→ **Recorded data**

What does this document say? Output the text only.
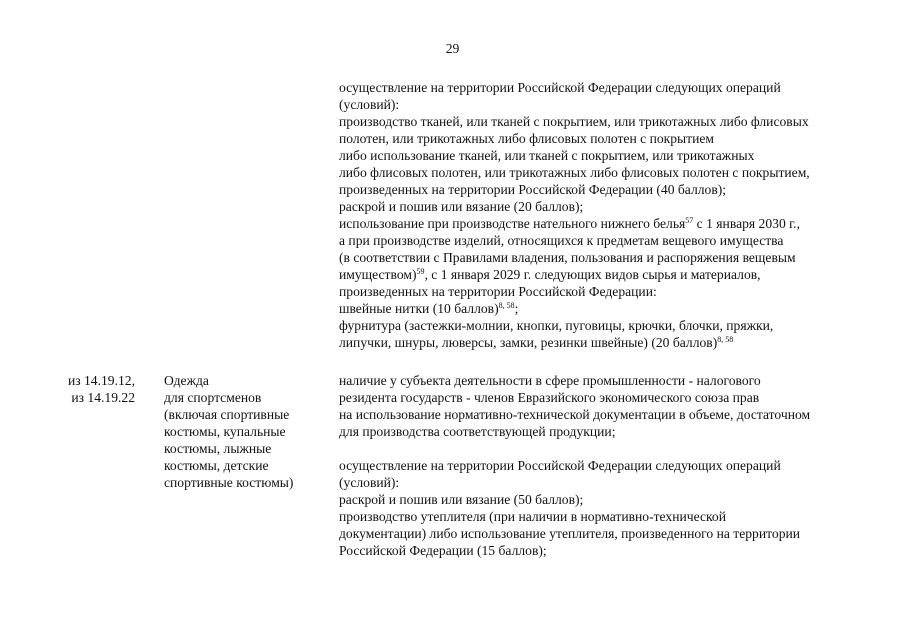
29
осуществление на территории Российской Федерации следующих операций
(условий):
производство тканей, или тканей с покрытием, или трикотажных либо флисовых
полотен, или трикотажных либо флисовых полотен с покрытием
либо использование тканей, или тканей с покрытием, или трикотажных
либо флисовых полотен, или трикотажных либо флисовых полотен с покрытием,
произведенных на территории Российской Федерации (40 баллов);
раскрой и пошив или вязание (20 баллов);
использование при производстве нательного нижнего белья$^{57}$ с 1 января 2030 г.,
а при производстве изделий, относящихся к предметам вещевого имущества
(в соответствии с Правилами владения, пользования и распоряжения вещевым
имуществом)$^{59}$, с 1 января 2029 г. следующих видов сырья и материалов,
произведенных на территории Российской Федерации:
швейные нитки (10 баллов)$^{8, 58}$;
фурнитура (застежки-молнии, кнопки, пуговицы, крючки, блочки, пряжки,
липучки, шнуры, люверсы, замки, резинки швейные) (20 баллов)$^{8, 58}$
из 14.19.12,
из 14.19.22
Одежда
для спортсменов
(включая спортивные
костюмы, купальные
костюмы, лыжные
костюмы, детские
спортивные костюмы)
наличие у субъекта деятельности в сфере промышленности - налогового
резидента государств - членов Евразийского экономического союза прав
на использование нормативно-технической документации в объеме, достаточном
для производства соответствующей продукции;
осуществление на территории Российской Федерации следующих операций
(условий):
раскрой и пошив или вязание (50 баллов);
производство утеплителя (при наличии в нормативно-технической
документации) либо использование утеплителя, произведенного на территории
Российской Федерации (15 баллов);
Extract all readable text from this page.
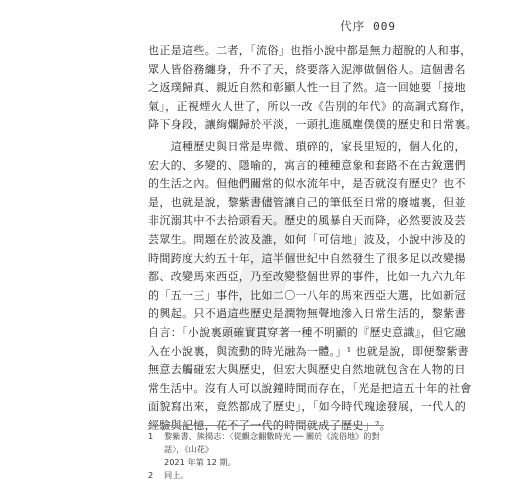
代序 009
也正是這些。二者，「流俗」也指小說中都是無力超脫的人和事，
眾人皆俗務纏身，升不了天，終要落入泥濘做個俗人。這個書名
之返璞歸真、親近自然和彰顯人性一目了然。這一回她要「接地
氣」，正視煙火人世了，所以一改《告別的年代》的高調式寫作，
降下身段，讓絢爛歸於平淡，一頭扎進風塵僕僕的歷史和日常裏。
　　這種歷史與日常是卑微、瑣碎的，家長里短的，個人化的，
宏大的、多變的、隱喻的，寓言的種種意象和套路不在古銳選們
的生活之內。但他們關常的似水流年中，是否就沒有歷史？也不
是，也就是說，黎紫書儘管讓自己的筆低至日常的廢墟裏，但並
非沉溺其中不去拾頭看天。歷史的風暴自天而降，必然要波及芸
芸眾生。問題在於波及誰，如何「可信地」波及，小說中涉及的
時間跨度大約五十年，這半個世紀中自然發生了很多足以改變揚
都、改變馬來西亞，乃至改變整個世界的事件，比如一九六九年
的「五一三」事件，比如二〇一八年的馬來西亞大選，比如新冠
的興起。只不過這些歷史是潤物無聲地滲入日常生活的，黎紫書
自言：「小說裏頭確實貫穿著一種不明顯的『歷史意識』，但它融
入在小說裏，與流動的時光融為一體。」¹ 也就是說，即便黎紫書
無意去觸碰宏大與歷史，但宏大與歷史自然地就包含在人物的日
常生活中。沒有人可以說鐘時間而存在，「光是把這五十年的社會
面貌寫出來，竟然都成了歷史」，「如今時代瑰途發展，一代人的
經驗與記憶，花不了一代的時間就成了歷史」²。
1 黎紫書、熊揚志：〈從觀念翻數時光 ── 關於《流俗地》的對話〉，《山花》
2021 年第 12 期。
2 同上。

→ **WHAT IS REQUIRED**
Copy the entries exactly. Leave out the images.

→ **REPLY TO THE TASK**
What does this document say? Output the text only.
29
осуществление на территории Российской Федерации следующих операций
(условий):
производство тканей, или тканей с покрытием, или трикотажных либо флисовых
полотен, или трикотажных либо флисовых полотен с покрытием
либо использование тканей, или тканей с покрытием, или трикотажных
либо флисовых полотен, или трикотажных либо флисовых полотен с покрытием,
произведенных на территории Российской Федерации (40 баллов);
раскрой и пошив или вязание (20 баллов);
использование при производстве нательного нижнего белья$^{57}$ с 1 января 2030 г.,
а при производстве изделий, относящихся к предметам вещевого имущества
(в соответствии с Правилами владения, пользования и распоряжения вещевым
имуществом)$^{59}$, с 1 января 2029 г. следующих видов сырья и материалов,
произведенных на территории Российской Федерации:
швейные нитки (10 баллов)$^{8, 58}$;
фурнитура (застежки-молнии, кнопки, пуговицы, крючки, блочки, пряжки,
липучки, шнуры, люверсы, замки, резинки швейные) (20 баллов)$^{8, 58}$
из 14.19.12,
из 14.19.22
Одежда
для спортсменов
(включая спортивные
костюмы, купальные
костюмы, лыжные
костюмы, детские
спортивные костюмы)
наличие у субъекта деятельности в сфере промышленности - налогового
резидента государств - членов Евразийского экономического союза прав
на использование нормативно-технической документации в объеме, достаточном
для производства соответствующей продукции;
осуществление на территории Российской Федерации следующих операций
(условий):
раскрой и пошив или вязание (50 баллов);
производство утеплителя (при наличии в нормативно-технической
документации) либо использование утеплителя, произведенного на территории
Российской Федерации (15 баллов);
Extract all readable text from this page.
代序 009
也正是這些。二者，「流俗」也指小說中都是無力超脫的人和事，
眾人皆俗務纏身，升不了天，終要落入泥濘做個俗人。這個書名
之返璞歸真、親近自然和彰顯人性一目了然。這一回她要「接地
氣」，正視煙火人世了，所以一改《告別的年代》的高調式寫作，
降下身段，讓絢爛歸於平淡，一頭扎進風塵僕僕的歷史和日常裏。
　　這種歷史與日常是卑微、瑣碎的，家長里短的，個人化的，
宏大的、多變的、隱喻的，寓言的種種意象和套路不在古銳選們
的生活之內。但他們關常的似水流年中，是否就沒有歷史？也不
是，也就是說，黎紫書儘管讓自己的筆低至日常的廢墟裏，但並
非沉溺其中不去拾頭看天。歷史的風暴自天而降，必然要波及芸
芸眾生。問題在於波及誰，如何「可信地」波及，小說中涉及的
時間跨度大約五十年，這半個世紀中自然發生了很多足以改變揚
都、改變馬來西亞，乃至改變整個世界的事件，比如一九六九年
的「五一三」事件，比如二〇一八年的馬來西亞大選，比如新冠
的興起。只不過這些歷史是潤物無聲地滲入日常生活的，黎紫書
自言：「小說裏頭確實貫穿著一種不明顯的『歷史意識』，但它融
入在小說裏，與流動的時光融為一體。」¹ 也就是說，即便黎紫書
無意去觸碰宏大與歷史，但宏大與歷史自然地就包含在人物的日
常生活中。沒有人可以說鐘時間而存在，「光是把這五十年的社會
面貌寫出來，竟然都成了歷史」，「如今時代瑰途發展，一代人的
經驗與記憶，花不了一代的時間就成了歷史」²。
1 黎紫書、熊揚志：〈從觀念翻數時光 ── 關於《流俗地》的對話〉，《山花》
2021 年第 12 期。
2 同上。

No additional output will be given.